[BEGIN]

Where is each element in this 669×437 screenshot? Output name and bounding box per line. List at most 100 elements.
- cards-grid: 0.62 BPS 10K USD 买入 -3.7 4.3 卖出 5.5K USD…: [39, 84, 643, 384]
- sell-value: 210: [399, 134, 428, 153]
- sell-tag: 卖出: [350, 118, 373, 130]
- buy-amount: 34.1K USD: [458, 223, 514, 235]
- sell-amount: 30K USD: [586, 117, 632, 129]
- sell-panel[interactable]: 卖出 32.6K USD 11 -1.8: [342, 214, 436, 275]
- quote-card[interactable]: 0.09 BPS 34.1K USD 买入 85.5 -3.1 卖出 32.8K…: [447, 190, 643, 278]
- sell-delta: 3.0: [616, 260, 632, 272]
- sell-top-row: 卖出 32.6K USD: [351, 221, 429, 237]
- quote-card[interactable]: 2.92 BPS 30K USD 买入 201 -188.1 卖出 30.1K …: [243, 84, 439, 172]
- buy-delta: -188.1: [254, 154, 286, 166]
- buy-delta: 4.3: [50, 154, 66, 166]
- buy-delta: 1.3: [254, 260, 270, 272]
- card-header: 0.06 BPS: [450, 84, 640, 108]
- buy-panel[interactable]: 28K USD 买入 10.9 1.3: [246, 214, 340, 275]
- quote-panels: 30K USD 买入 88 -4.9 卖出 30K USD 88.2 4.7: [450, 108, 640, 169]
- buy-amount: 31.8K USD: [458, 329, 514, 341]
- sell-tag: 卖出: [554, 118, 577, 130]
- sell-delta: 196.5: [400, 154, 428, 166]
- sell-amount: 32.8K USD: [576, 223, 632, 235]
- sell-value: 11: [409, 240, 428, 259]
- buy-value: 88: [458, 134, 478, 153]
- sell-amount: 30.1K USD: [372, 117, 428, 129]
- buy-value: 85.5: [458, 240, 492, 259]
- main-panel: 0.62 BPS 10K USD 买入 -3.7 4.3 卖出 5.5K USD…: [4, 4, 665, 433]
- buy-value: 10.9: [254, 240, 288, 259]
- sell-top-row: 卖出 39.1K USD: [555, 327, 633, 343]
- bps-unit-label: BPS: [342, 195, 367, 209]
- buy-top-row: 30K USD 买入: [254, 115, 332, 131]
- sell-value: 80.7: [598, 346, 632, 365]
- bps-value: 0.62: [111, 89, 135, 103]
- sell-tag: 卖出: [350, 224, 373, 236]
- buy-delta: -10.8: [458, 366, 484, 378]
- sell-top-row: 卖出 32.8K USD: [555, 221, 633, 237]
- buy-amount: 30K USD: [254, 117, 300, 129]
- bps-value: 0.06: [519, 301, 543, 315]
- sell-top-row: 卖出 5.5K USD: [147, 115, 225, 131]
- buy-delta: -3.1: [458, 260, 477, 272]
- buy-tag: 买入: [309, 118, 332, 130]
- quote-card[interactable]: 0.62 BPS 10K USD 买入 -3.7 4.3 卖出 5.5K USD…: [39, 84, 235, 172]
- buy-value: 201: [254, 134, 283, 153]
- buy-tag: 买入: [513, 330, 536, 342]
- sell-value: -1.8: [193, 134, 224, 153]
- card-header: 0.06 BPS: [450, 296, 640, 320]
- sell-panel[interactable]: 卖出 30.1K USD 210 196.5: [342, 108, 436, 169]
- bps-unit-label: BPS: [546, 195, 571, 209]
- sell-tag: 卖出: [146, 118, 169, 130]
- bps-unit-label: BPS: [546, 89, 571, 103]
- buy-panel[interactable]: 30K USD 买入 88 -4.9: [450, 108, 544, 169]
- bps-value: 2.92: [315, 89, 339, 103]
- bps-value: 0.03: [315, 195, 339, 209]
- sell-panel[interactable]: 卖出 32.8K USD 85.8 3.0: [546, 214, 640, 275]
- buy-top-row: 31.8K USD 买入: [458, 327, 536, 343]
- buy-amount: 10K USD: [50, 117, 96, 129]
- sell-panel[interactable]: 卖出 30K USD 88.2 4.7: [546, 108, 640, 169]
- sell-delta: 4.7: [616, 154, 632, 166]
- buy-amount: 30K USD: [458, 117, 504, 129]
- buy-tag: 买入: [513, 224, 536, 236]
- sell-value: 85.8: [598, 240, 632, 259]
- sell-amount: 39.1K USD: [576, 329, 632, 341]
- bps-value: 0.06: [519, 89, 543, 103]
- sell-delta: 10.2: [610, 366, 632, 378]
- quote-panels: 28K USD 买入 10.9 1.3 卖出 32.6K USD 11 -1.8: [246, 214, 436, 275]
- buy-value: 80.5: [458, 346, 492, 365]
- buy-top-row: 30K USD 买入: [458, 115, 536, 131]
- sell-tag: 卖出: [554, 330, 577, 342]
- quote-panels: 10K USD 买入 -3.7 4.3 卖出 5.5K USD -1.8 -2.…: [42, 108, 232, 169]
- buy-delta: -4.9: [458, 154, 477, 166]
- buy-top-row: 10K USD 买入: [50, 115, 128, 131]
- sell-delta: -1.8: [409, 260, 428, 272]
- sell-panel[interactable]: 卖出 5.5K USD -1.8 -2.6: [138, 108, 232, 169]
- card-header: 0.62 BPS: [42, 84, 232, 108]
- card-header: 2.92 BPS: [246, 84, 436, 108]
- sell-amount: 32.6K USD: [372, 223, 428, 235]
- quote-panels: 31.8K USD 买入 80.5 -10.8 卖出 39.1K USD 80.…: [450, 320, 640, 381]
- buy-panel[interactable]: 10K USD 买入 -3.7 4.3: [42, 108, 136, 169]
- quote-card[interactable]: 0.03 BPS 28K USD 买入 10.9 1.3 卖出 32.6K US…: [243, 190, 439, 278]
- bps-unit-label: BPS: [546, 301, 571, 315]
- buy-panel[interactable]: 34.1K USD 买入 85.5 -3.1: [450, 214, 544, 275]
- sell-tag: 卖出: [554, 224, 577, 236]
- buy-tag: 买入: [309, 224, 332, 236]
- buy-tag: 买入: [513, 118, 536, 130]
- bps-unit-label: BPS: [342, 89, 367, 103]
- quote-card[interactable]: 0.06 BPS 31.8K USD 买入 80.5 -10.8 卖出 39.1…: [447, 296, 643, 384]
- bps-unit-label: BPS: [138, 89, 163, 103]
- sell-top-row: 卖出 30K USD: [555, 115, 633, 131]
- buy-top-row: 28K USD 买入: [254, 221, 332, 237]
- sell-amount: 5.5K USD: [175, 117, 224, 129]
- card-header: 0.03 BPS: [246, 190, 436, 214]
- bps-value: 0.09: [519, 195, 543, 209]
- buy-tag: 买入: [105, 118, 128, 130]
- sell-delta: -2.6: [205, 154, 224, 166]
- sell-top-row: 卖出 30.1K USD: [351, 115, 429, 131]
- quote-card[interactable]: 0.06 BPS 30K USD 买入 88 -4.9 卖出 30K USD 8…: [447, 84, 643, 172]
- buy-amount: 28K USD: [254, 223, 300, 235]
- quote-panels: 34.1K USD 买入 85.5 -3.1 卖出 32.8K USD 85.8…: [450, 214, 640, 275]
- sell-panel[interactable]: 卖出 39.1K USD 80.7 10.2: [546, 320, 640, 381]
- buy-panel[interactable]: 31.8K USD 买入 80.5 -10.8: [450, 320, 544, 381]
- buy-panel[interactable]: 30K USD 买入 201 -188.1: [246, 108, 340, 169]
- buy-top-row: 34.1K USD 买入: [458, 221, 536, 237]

[END]

◆ DIRECTIVE ◆
Reproduce the listing above word for word, every line in its original order.

◆ FINISHED TASK ◆
Where is each element in this 669×437 screenshot? Output name and bounding box per line. List at most 100 elements.
- cards-grid: 0.62 BPS 10K USD 买入 -3.7 4.3 卖出 5.5K USD…: [39, 84, 643, 384]
- sell-value: 210: [399, 134, 428, 153]
- sell-tag: 卖出: [350, 118, 373, 130]
- buy-amount: 34.1K USD: [458, 223, 514, 235]
- sell-amount: 30K USD: [586, 117, 632, 129]
- sell-panel[interactable]: 卖出 32.6K USD 11 -1.8: [342, 214, 436, 275]
- quote-card[interactable]: 0.09 BPS 34.1K USD 买入 85.5 -3.1 卖出 32.8K…: [447, 190, 643, 278]
- sell-delta: 3.0: [616, 260, 632, 272]
- sell-top-row: 卖出 32.6K USD: [351, 221, 429, 237]
- quote-card[interactable]: 2.92 BPS 30K USD 买入 201 -188.1 卖出 30.1K …: [243, 84, 439, 172]
- buy-delta: -188.1: [254, 154, 286, 166]
- buy-delta: 4.3: [50, 154, 66, 166]
- buy-delta: 1.3: [254, 260, 270, 272]
- card-header: 0.06 BPS: [450, 84, 640, 108]
- buy-panel[interactable]: 28K USD 买入 10.9 1.3: [246, 214, 340, 275]
- quote-panels: 30K USD 买入 88 -4.9 卖出 30K USD 88.2 4.7: [450, 108, 640, 169]
- buy-amount: 31.8K USD: [458, 329, 514, 341]
- sell-tag: 卖出: [554, 118, 577, 130]
- sell-delta: 196.5: [400, 154, 428, 166]
- sell-amount: 32.8K USD: [576, 223, 632, 235]
- sell-value: 11: [409, 240, 428, 259]
- buy-value: 88: [458, 134, 478, 153]
- sell-amount: 30.1K USD: [372, 117, 428, 129]
- buy-value: 85.5: [458, 240, 492, 259]
- main-panel: 0.62 BPS 10K USD 买入 -3.7 4.3 卖出 5.5K USD…: [4, 4, 665, 433]
- buy-value: 10.9: [254, 240, 288, 259]
- sell-top-row: 卖出 39.1K USD: [555, 327, 633, 343]
- bps-unit-label: BPS: [342, 195, 367, 209]
- buy-top-row: 30K USD 买入: [254, 115, 332, 131]
- sell-value: 80.7: [598, 346, 632, 365]
- bps-value: 0.62: [111, 89, 135, 103]
- sell-tag: 卖出: [350, 224, 373, 236]
- buy-delta: -10.8: [458, 366, 484, 378]
- sell-top-row: 卖出 32.8K USD: [555, 221, 633, 237]
- buy-amount: 30K USD: [254, 117, 300, 129]
- bps-value: 0.06: [519, 301, 543, 315]
- sell-top-row: 卖出 5.5K USD: [147, 115, 225, 131]
- buy-delta: -3.1: [458, 260, 477, 272]
- buy-tag: 买入: [309, 118, 332, 130]
- quote-card[interactable]: 0.62 BPS 10K USD 买入 -3.7 4.3 卖出 5.5K USD…: [39, 84, 235, 172]
- buy-value: 201: [254, 134, 283, 153]
- buy-tag: 买入: [513, 330, 536, 342]
- sell-value: -1.8: [193, 134, 224, 153]
- card-header: 0.06 BPS: [450, 296, 640, 320]
- sell-panel[interactable]: 卖出 30.1K USD 210 196.5: [342, 108, 436, 169]
- bps-unit-label: BPS: [546, 195, 571, 209]
- sell-tag: 卖出: [146, 118, 169, 130]
- bps-unit-label: BPS: [546, 89, 571, 103]
- buy-panel[interactable]: 30K USD 买入 88 -4.9: [450, 108, 544, 169]
- bps-value: 2.92: [315, 89, 339, 103]
- bps-value: 0.03: [315, 195, 339, 209]
- sell-panel[interactable]: 卖出 32.8K USD 85.8 3.0: [546, 214, 640, 275]
- buy-top-row: 31.8K USD 买入: [458, 327, 536, 343]
- buy-amount: 10K USD: [50, 117, 96, 129]
- sell-panel[interactable]: 卖出 30K USD 88.2 4.7: [546, 108, 640, 169]
- sell-delta: 4.7: [616, 154, 632, 166]
- buy-amount: 30K USD: [458, 117, 504, 129]
- buy-tag: 买入: [513, 224, 536, 236]
- sell-value: 85.8: [598, 240, 632, 259]
- sell-amount: 39.1K USD: [576, 329, 632, 341]
- bps-value: 0.06: [519, 89, 543, 103]
- sell-delta: 10.2: [610, 366, 632, 378]
- quote-panels: 28K USD 买入 10.9 1.3 卖出 32.6K USD 11 -1.8: [246, 214, 436, 275]
- buy-value: 80.5: [458, 346, 492, 365]
- buy-top-row: 30K USD 买入: [458, 115, 536, 131]
- sell-tag: 卖出: [554, 330, 577, 342]
- quote-panels: 10K USD 买入 -3.7 4.3 卖出 5.5K USD -1.8 -2.…: [42, 108, 232, 169]
- buy-delta: -4.9: [458, 154, 477, 166]
- buy-top-row: 10K USD 买入: [50, 115, 128, 131]
- sell-delta: -1.8: [409, 260, 428, 272]
- sell-panel[interactable]: 卖出 5.5K USD -1.8 -2.6: [138, 108, 232, 169]
- card-header: 0.62 BPS: [42, 84, 232, 108]
- card-header: 2.92 BPS: [246, 84, 436, 108]
- sell-amount: 32.6K USD: [372, 223, 428, 235]
- quote-panels: 31.8K USD 买入 80.5 -10.8 卖出 39.1K USD 80.…: [450, 320, 640, 381]
- buy-panel[interactable]: 10K USD 买入 -3.7 4.3: [42, 108, 136, 169]
- quote-card[interactable]: 0.03 BPS 28K USD 买入 10.9 1.3 卖出 32.6K US…: [243, 190, 439, 278]
- bps-unit-label: BPS: [546, 301, 571, 315]
- buy-panel[interactable]: 34.1K USD 买入 85.5 -3.1: [450, 214, 544, 275]
- sell-tag: 卖出: [554, 224, 577, 236]
- buy-tag: 买入: [309, 224, 332, 236]
- buy-tag: 买入: [513, 118, 536, 130]
- bps-unit-label: BPS: [342, 89, 367, 103]
- quote-card[interactable]: 0.06 BPS 31.8K USD 买入 80.5 -10.8 卖出 39.1…: [447, 296, 643, 384]
- bps-unit-label: BPS: [138, 89, 163, 103]
- sell-top-row: 卖出 30K USD: [555, 115, 633, 131]
- buy-top-row: 28K USD 买入: [254, 221, 332, 237]
- sell-amount: 5.5K USD: [175, 117, 224, 129]
- card-header: 0.03 BPS: [246, 190, 436, 214]
- bps-value: 0.09: [519, 195, 543, 209]
- buy-tag: 买入: [105, 118, 128, 130]
- sell-delta: -2.6: [205, 154, 224, 166]
- sell-top-row: 卖出 30.1K USD: [351, 115, 429, 131]
- quote-card[interactable]: 0.06 BPS 30K USD 买入 88 -4.9 卖出 30K USD 8…: [447, 84, 643, 172]
- buy-amount: 28K USD: [254, 223, 300, 235]
- quote-panels: 34.1K USD 买入 85.5 -3.1 卖出 32.8K USD 85.8…: [450, 214, 640, 275]
- sell-panel[interactable]: 卖出 39.1K USD 80.7 10.2: [546, 320, 640, 381]
- buy-panel[interactable]: 31.8K USD 买入 80.5 -10.8: [450, 320, 544, 381]
- buy-panel[interactable]: 30K USD 买入 201 -188.1: [246, 108, 340, 169]
- buy-top-row: 34.1K USD 买入: [458, 221, 536, 237]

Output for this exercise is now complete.